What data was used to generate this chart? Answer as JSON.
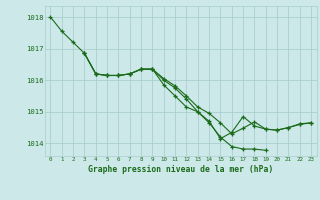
{
  "title": "Graphe pression niveau de la mer (hPa)",
  "bg_color": "#cce8e8",
  "grid_color": "#aacece",
  "line_color": "#1a6b1a",
  "xlim_min": -0.5,
  "xlim_max": 23.5,
  "ylim_min": 1013.6,
  "ylim_max": 1018.35,
  "yticks": [
    1014,
    1015,
    1016,
    1017,
    1018
  ],
  "xticks": [
    0,
    1,
    2,
    3,
    4,
    5,
    6,
    7,
    8,
    9,
    10,
    11,
    12,
    13,
    14,
    15,
    16,
    17,
    18,
    19,
    20,
    21,
    22,
    23
  ],
  "series": [
    {
      "x": [
        0,
        1,
        2,
        3,
        4,
        5,
        6,
        7,
        8,
        9,
        10,
        11,
        12,
        13,
        14,
        15,
        16,
        17,
        18,
        19
      ],
      "y": [
        1018.0,
        1017.55,
        1017.2,
        1016.85,
        1016.2,
        1016.15,
        1016.15,
        1016.2,
        1016.35,
        1016.35,
        1016.0,
        1015.75,
        1015.4,
        1015.0,
        1014.65,
        1014.2,
        1013.9,
        1013.82,
        1013.82,
        1013.78
      ]
    },
    {
      "x": [
        3,
        4,
        5,
        6,
        7,
        8,
        9,
        10,
        11,
        12,
        13,
        14,
        15,
        16,
        17,
        18,
        19,
        20,
        21,
        22,
        23
      ],
      "y": [
        1016.85,
        1016.2,
        1016.15,
        1016.15,
        1016.2,
        1016.35,
        1016.35,
        1015.85,
        1015.5,
        1015.15,
        1015.0,
        1014.7,
        1014.15,
        1014.35,
        1014.85,
        1014.55,
        1014.45,
        1014.42,
        1014.5,
        1014.6,
        1014.65
      ]
    },
    {
      "x": [
        3,
        4,
        5,
        6,
        7,
        8,
        9,
        10,
        11,
        12,
        13,
        14,
        15,
        16,
        17,
        18,
        19,
        20,
        21,
        22,
        23
      ],
      "y": [
        1016.85,
        1016.2,
        1016.15,
        1016.15,
        1016.2,
        1016.35,
        1016.35,
        1016.05,
        1015.82,
        1015.5,
        1015.15,
        1014.95,
        1014.65,
        1014.3,
        1014.48,
        1014.68,
        1014.45,
        1014.42,
        1014.5,
        1014.62,
        1014.65
      ]
    }
  ]
}
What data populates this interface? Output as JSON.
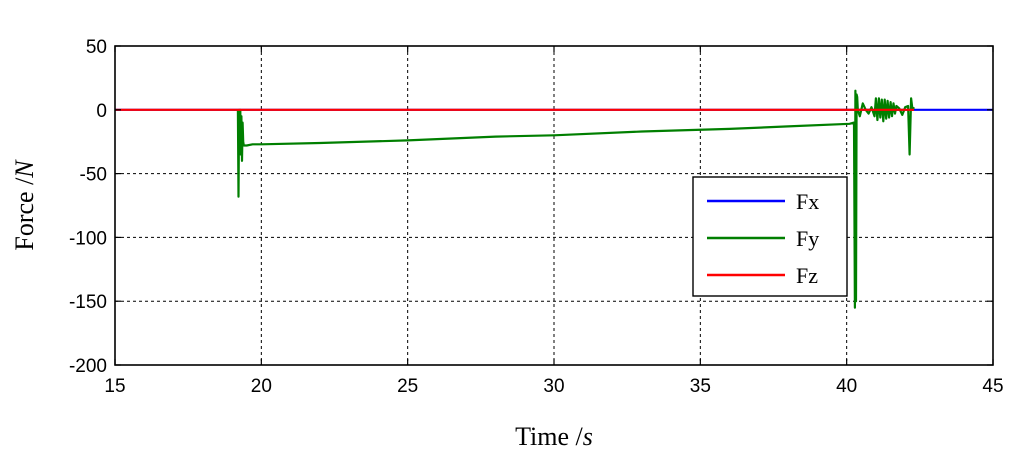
{
  "chart_data": {
    "type": "line",
    "title": "",
    "xlabel": {
      "text": "Time /",
      "unit": "s"
    },
    "ylabel": {
      "text": "Force /",
      "unit": "N"
    },
    "xlim": [
      15,
      45
    ],
    "ylim": [
      -200,
      50
    ],
    "xticks": [
      15,
      20,
      25,
      30,
      35,
      40,
      45
    ],
    "yticks": [
      -200,
      -150,
      -100,
      -50,
      0,
      50
    ],
    "grid": true,
    "grid_style": "dashed",
    "legend_position": "lower-right",
    "series": [
      {
        "name": "Fx",
        "color": "#0000ff",
        "x": [
          15,
          45
        ],
        "y": [
          0,
          0
        ]
      },
      {
        "name": "Fy",
        "color": "#007f00",
        "x": [
          19.2,
          19.22,
          19.24,
          19.26,
          19.28,
          19.3,
          19.32,
          19.34,
          19.36,
          19.38,
          19.4,
          19.5,
          19.7,
          20,
          22,
          25,
          28,
          30,
          33,
          36,
          38,
          40.1,
          40.25,
          40.28,
          40.3,
          40.32,
          40.34,
          40.36,
          40.38,
          40.45,
          40.55,
          40.65,
          40.75,
          40.85,
          40.95,
          41.0,
          41.05,
          41.1,
          41.15,
          41.2,
          41.25,
          41.3,
          41.35,
          41.4,
          41.45,
          41.5,
          41.55,
          41.6,
          41.65,
          41.7,
          41.8,
          41.9,
          42.0,
          42.1,
          42.15,
          42.2,
          42.25,
          42.3
        ],
        "y": [
          0,
          -68,
          0,
          -20,
          0,
          -35,
          -5,
          -40,
          -10,
          -25,
          -28,
          -28,
          -27,
          -27,
          -26,
          -24,
          -21,
          -20,
          -17,
          -15,
          -13,
          -11,
          -10,
          -155,
          15,
          -150,
          12,
          10,
          0,
          -5,
          5,
          0,
          -3,
          2,
          -5,
          9,
          -8,
          9,
          -6,
          8,
          -9,
          8,
          -7,
          7,
          -6,
          6,
          -5,
          5,
          -3,
          3,
          1,
          -4,
          2,
          3,
          -35,
          9,
          0,
          2
        ]
      },
      {
        "name": "Fz",
        "color": "#ff0000",
        "x": [
          15,
          42.3
        ],
        "y": [
          0,
          0
        ]
      }
    ]
  }
}
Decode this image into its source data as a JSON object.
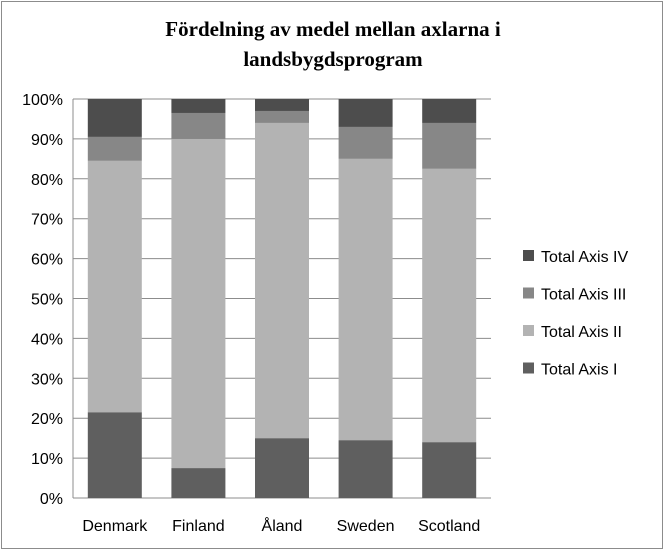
{
  "chart_data": {
    "type": "bar",
    "stacked": true,
    "normalized": true,
    "title_lines": [
      "Fördelning av medel mellan axlarna i",
      "landsbygdsprogram"
    ],
    "xlabel": "",
    "ylabel": "",
    "ylim": [
      0,
      100
    ],
    "y_ticks": [
      "0%",
      "10%",
      "20%",
      "30%",
      "40%",
      "50%",
      "60%",
      "70%",
      "80%",
      "90%",
      "100%"
    ],
    "grid": true,
    "legend_position": "right",
    "categories": [
      "Denmark",
      "Finland",
      "Åland",
      "Sweden",
      "Scotland"
    ],
    "series": [
      {
        "name": "Total Axis I",
        "color": "#5f5f5f",
        "values": [
          21.5,
          7.5,
          15,
          14.5,
          14
        ]
      },
      {
        "name": "Total Axis II",
        "color": "#b3b3b3",
        "values": [
          63,
          82.5,
          79,
          70.5,
          68.5
        ]
      },
      {
        "name": "Total Axis III",
        "color": "#878787",
        "values": [
          6,
          6.5,
          3,
          8,
          11.5
        ]
      },
      {
        "name": "Total Axis IV",
        "color": "#4d4d4d",
        "values": [
          9.5,
          3.5,
          3,
          7,
          6
        ]
      }
    ]
  }
}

INSTRUCTIONS FOR THE TASK:
Print all the records again exactly; do not include any picture.

ANSWER IN FULL:
What data was used to generate this chart? Answer as JSON.
{
  "title": "Graphe pression niveau de la mer (hPa)",
  "bg_color": "#cce8e8",
  "grid_color": "#aacece",
  "line_color": "#1a6b1a",
  "xlim_min": -0.5,
  "xlim_max": 23.5,
  "ylim_min": 1013.6,
  "ylim_max": 1018.35,
  "yticks": [
    1014,
    1015,
    1016,
    1017,
    1018
  ],
  "xticks": [
    0,
    1,
    2,
    3,
    4,
    5,
    6,
    7,
    8,
    9,
    10,
    11,
    12,
    13,
    14,
    15,
    16,
    17,
    18,
    19,
    20,
    21,
    22,
    23
  ],
  "series": [
    {
      "x": [
        0,
        1,
        2,
        3,
        4,
        5,
        6,
        7,
        8,
        9,
        10,
        11,
        12,
        13,
        14,
        15,
        16,
        17,
        18,
        19
      ],
      "y": [
        1018.0,
        1017.55,
        1017.2,
        1016.85,
        1016.2,
        1016.15,
        1016.15,
        1016.2,
        1016.35,
        1016.35,
        1016.0,
        1015.75,
        1015.4,
        1015.0,
        1014.65,
        1014.2,
        1013.9,
        1013.82,
        1013.82,
        1013.78
      ]
    },
    {
      "x": [
        3,
        4,
        5,
        6,
        7,
        8,
        9,
        10,
        11,
        12,
        13,
        14,
        15,
        16,
        17,
        18,
        19,
        20,
        21,
        22,
        23
      ],
      "y": [
        1016.85,
        1016.2,
        1016.15,
        1016.15,
        1016.2,
        1016.35,
        1016.35,
        1015.85,
        1015.5,
        1015.15,
        1015.0,
        1014.7,
        1014.15,
        1014.35,
        1014.85,
        1014.55,
        1014.45,
        1014.42,
        1014.5,
        1014.6,
        1014.65
      ]
    },
    {
      "x": [
        3,
        4,
        5,
        6,
        7,
        8,
        9,
        10,
        11,
        12,
        13,
        14,
        15,
        16,
        17,
        18,
        19,
        20,
        21,
        22,
        23
      ],
      "y": [
        1016.85,
        1016.2,
        1016.15,
        1016.15,
        1016.2,
        1016.35,
        1016.35,
        1016.05,
        1015.82,
        1015.5,
        1015.15,
        1014.95,
        1014.65,
        1014.3,
        1014.48,
        1014.68,
        1014.45,
        1014.42,
        1014.5,
        1014.62,
        1014.65
      ]
    }
  ]
}
What data populates this interface? Output as JSON.
{
  "chart_data": {
    "type": "line",
    "title": "",
    "xlabel": {
      "text": "Time /",
      "unit": "s"
    },
    "ylabel": {
      "text": "Force /",
      "unit": "N"
    },
    "xlim": [
      15,
      45
    ],
    "ylim": [
      -200,
      50
    ],
    "xticks": [
      15,
      20,
      25,
      30,
      35,
      40,
      45
    ],
    "yticks": [
      -200,
      -150,
      -100,
      -50,
      0,
      50
    ],
    "grid": true,
    "grid_style": "dashed",
    "legend_position": "lower-right",
    "series": [
      {
        "name": "Fx",
        "color": "#0000ff",
        "x": [
          15,
          45
        ],
        "y": [
          0,
          0
        ]
      },
      {
        "name": "Fy",
        "color": "#007f00",
        "x": [
          19.2,
          19.22,
          19.24,
          19.26,
          19.28,
          19.3,
          19.32,
          19.34,
          19.36,
          19.38,
          19.4,
          19.5,
          19.7,
          20,
          22,
          25,
          28,
          30,
          33,
          36,
          38,
          40.1,
          40.25,
          40.28,
          40.3,
          40.32,
          40.34,
          40.36,
          40.38,
          40.45,
          40.55,
          40.65,
          40.75,
          40.85,
          40.95,
          41.0,
          41.05,
          41.1,
          41.15,
          41.2,
          41.25,
          41.3,
          41.35,
          41.4,
          41.45,
          41.5,
          41.55,
          41.6,
          41.65,
          41.7,
          41.8,
          41.9,
          42.0,
          42.1,
          42.15,
          42.2,
          42.25,
          42.3
        ],
        "y": [
          0,
          -68,
          0,
          -20,
          0,
          -35,
          -5,
          -40,
          -10,
          -25,
          -28,
          -28,
          -27,
          -27,
          -26,
          -24,
          -21,
          -20,
          -17,
          -15,
          -13,
          -11,
          -10,
          -155,
          15,
          -150,
          12,
          10,
          0,
          -5,
          5,
          0,
          -3,
          2,
          -5,
          9,
          -8,
          9,
          -6,
          8,
          -9,
          8,
          -7,
          7,
          -6,
          6,
          -5,
          5,
          -3,
          3,
          1,
          -4,
          2,
          3,
          -35,
          9,
          0,
          2
        ]
      },
      {
        "name": "Fz",
        "color": "#ff0000",
        "x": [
          15,
          42.3
        ],
        "y": [
          0,
          0
        ]
      }
    ]
  }
}
Decode this image into its source data as a JSON object.
{
  "chart_data": {
    "type": "bar",
    "stacked": true,
    "normalized": true,
    "title_lines": [
      "Fördelning av medel mellan axlarna i",
      "landsbygdsprogram"
    ],
    "xlabel": "",
    "ylabel": "",
    "ylim": [
      0,
      100
    ],
    "y_ticks": [
      "0%",
      "10%",
      "20%",
      "30%",
      "40%",
      "50%",
      "60%",
      "70%",
      "80%",
      "90%",
      "100%"
    ],
    "grid": true,
    "legend_position": "right",
    "categories": [
      "Denmark",
      "Finland",
      "Åland",
      "Sweden",
      "Scotland"
    ],
    "series": [
      {
        "name": "Total Axis I",
        "color": "#5f5f5f",
        "values": [
          21.5,
          7.5,
          15,
          14.5,
          14
        ]
      },
      {
        "name": "Total Axis II",
        "color": "#b3b3b3",
        "values": [
          63,
          82.5,
          79,
          70.5,
          68.5
        ]
      },
      {
        "name": "Total Axis III",
        "color": "#878787",
        "values": [
          6,
          6.5,
          3,
          8,
          11.5
        ]
      },
      {
        "name": "Total Axis IV",
        "color": "#4d4d4d",
        "values": [
          9.5,
          3.5,
          3,
          7,
          6
        ]
      }
    ]
  }
}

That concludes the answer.